The exercise:
Find and copy each line of the records where the string "SDTVAR" shows up.

>>>

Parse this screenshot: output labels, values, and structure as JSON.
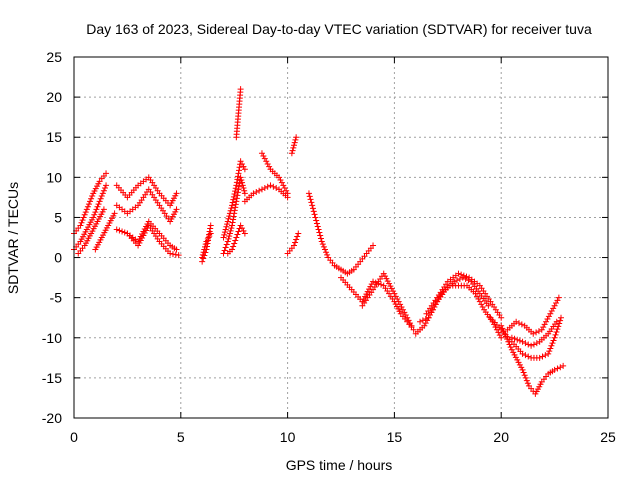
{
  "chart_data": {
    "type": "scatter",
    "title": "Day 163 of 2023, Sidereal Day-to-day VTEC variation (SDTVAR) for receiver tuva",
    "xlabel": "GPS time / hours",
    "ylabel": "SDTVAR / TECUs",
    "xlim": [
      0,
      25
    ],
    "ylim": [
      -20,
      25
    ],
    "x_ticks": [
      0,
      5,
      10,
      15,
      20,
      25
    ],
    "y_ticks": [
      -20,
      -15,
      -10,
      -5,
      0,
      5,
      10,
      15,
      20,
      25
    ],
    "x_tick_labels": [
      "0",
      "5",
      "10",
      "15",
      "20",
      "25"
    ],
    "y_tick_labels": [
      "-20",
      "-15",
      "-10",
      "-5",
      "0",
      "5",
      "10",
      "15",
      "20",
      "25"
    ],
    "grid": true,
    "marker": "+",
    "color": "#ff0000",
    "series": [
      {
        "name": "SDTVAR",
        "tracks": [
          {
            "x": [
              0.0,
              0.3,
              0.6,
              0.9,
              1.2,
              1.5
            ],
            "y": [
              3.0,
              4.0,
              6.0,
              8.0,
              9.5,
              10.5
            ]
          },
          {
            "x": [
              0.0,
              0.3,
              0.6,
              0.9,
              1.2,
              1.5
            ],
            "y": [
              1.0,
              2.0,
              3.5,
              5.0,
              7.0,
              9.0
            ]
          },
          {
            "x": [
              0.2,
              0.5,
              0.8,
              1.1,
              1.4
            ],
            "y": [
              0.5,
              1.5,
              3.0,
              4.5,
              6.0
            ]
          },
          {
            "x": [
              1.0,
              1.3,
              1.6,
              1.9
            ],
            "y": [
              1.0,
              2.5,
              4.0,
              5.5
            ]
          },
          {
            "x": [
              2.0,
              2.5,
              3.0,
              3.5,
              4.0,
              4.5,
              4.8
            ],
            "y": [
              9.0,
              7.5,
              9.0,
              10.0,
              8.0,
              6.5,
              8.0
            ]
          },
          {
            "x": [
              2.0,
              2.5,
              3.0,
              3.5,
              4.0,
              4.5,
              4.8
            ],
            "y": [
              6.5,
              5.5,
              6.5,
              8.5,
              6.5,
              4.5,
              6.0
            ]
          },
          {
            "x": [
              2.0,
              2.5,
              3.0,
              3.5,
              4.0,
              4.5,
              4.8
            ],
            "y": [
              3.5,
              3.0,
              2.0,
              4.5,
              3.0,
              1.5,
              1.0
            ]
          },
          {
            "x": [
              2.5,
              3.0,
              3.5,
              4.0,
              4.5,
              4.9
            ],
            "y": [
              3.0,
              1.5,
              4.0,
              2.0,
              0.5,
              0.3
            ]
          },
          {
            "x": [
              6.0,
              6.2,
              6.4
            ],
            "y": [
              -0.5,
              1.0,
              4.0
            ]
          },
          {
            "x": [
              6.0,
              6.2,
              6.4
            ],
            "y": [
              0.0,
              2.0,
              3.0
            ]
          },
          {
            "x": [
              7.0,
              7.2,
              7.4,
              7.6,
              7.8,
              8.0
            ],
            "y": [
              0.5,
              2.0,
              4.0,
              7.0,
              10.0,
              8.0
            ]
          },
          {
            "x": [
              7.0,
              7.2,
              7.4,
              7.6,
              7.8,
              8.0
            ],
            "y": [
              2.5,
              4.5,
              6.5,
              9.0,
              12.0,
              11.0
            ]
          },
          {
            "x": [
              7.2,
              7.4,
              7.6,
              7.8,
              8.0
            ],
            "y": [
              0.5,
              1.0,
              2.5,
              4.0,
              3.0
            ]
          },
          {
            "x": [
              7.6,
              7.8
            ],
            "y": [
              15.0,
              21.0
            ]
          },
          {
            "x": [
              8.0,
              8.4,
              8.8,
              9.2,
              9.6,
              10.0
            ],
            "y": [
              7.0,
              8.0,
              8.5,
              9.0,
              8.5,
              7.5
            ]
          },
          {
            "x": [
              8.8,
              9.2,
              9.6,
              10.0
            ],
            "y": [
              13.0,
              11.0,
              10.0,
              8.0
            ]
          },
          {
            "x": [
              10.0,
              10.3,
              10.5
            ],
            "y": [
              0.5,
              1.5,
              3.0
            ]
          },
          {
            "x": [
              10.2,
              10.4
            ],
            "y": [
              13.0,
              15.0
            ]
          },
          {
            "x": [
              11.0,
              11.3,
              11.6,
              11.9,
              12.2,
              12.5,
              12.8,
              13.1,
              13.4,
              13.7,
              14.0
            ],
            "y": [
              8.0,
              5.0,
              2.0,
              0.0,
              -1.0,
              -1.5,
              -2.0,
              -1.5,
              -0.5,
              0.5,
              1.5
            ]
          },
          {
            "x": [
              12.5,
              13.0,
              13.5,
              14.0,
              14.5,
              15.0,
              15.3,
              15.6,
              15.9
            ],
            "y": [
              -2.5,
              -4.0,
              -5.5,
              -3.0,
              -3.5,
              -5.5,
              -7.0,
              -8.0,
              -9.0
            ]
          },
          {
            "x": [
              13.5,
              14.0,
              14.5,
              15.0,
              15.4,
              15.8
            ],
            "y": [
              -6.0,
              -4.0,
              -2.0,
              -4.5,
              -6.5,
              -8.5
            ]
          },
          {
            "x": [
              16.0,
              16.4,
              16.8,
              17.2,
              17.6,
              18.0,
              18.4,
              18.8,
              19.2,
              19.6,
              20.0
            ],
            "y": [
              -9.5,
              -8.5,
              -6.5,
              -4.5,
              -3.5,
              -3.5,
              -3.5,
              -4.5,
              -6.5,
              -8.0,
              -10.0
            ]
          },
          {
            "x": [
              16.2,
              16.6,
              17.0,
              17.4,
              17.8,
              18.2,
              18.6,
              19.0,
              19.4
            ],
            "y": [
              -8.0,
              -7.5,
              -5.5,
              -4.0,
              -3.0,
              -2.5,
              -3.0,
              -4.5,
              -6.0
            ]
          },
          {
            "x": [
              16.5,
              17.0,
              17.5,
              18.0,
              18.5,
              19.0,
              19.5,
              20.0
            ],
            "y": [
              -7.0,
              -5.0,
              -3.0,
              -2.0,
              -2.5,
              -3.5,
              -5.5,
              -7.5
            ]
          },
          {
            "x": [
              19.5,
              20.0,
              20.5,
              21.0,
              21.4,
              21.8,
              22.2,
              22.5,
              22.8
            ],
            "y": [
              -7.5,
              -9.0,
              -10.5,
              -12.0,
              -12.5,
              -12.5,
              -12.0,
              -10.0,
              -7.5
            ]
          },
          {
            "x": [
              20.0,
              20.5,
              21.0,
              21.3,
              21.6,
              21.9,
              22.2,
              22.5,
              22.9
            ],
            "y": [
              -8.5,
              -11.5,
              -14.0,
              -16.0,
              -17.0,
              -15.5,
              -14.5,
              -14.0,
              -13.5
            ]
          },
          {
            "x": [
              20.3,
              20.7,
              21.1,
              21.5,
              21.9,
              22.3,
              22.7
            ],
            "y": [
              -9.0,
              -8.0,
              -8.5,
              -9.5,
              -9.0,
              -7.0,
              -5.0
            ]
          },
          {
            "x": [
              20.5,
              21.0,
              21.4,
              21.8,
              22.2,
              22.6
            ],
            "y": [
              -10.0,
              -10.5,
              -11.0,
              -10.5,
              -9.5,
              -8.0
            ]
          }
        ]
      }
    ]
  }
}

<<<

Task result:
    "title": "Day 163 of 2023, Sidereal Day-to-day VTEC variation (SDTVAR) for receiver tuva",
    "ylabel": "SDTVAR / TECUs",
        "name": "SDTVAR",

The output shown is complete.